▶ [Set exercise] Pick out every line in the records below that contains the string "band", and copy each of those lines.

▶ [Stored records]

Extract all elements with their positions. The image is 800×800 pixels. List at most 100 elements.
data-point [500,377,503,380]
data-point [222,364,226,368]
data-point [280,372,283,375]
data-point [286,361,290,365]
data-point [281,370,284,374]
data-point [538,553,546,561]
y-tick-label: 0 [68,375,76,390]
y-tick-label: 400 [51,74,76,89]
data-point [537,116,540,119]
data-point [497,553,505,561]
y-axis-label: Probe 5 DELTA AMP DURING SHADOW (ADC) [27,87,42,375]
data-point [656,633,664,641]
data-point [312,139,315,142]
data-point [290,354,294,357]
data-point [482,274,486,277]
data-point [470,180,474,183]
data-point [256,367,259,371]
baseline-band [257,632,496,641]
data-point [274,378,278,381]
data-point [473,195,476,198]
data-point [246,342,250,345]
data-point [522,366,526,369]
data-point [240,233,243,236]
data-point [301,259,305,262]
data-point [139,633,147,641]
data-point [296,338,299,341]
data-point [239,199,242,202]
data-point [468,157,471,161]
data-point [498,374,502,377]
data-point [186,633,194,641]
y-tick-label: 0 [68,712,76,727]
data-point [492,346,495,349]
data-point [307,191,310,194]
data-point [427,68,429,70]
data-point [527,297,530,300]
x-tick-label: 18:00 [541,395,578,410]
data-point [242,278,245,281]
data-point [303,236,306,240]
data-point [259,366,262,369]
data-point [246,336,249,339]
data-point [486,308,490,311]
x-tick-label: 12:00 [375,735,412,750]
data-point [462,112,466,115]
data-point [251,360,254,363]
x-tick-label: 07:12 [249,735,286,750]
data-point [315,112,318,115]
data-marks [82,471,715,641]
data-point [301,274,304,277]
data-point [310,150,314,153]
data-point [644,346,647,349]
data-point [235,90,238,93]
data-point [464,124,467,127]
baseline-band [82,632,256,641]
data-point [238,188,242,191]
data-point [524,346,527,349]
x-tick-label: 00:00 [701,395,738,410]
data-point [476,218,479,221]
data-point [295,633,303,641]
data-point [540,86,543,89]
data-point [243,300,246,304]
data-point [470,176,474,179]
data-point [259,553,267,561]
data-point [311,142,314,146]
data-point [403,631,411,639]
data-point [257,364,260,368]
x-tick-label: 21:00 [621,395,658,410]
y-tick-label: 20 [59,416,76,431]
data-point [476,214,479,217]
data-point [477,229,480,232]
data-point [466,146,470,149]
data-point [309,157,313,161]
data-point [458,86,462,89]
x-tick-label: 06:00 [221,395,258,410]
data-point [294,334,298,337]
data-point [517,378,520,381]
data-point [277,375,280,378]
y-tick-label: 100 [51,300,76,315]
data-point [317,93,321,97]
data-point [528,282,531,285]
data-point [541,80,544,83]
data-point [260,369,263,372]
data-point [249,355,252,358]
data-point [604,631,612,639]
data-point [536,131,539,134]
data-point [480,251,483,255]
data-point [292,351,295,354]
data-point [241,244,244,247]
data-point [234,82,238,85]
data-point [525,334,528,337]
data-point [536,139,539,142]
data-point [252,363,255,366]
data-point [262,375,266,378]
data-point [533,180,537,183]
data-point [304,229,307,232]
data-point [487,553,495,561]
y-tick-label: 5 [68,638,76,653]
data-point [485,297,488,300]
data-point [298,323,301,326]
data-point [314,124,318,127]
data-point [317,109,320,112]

▶ [Answer for this exercise]
baseline-band [257,632,496,641]
baseline-band [82,632,256,641]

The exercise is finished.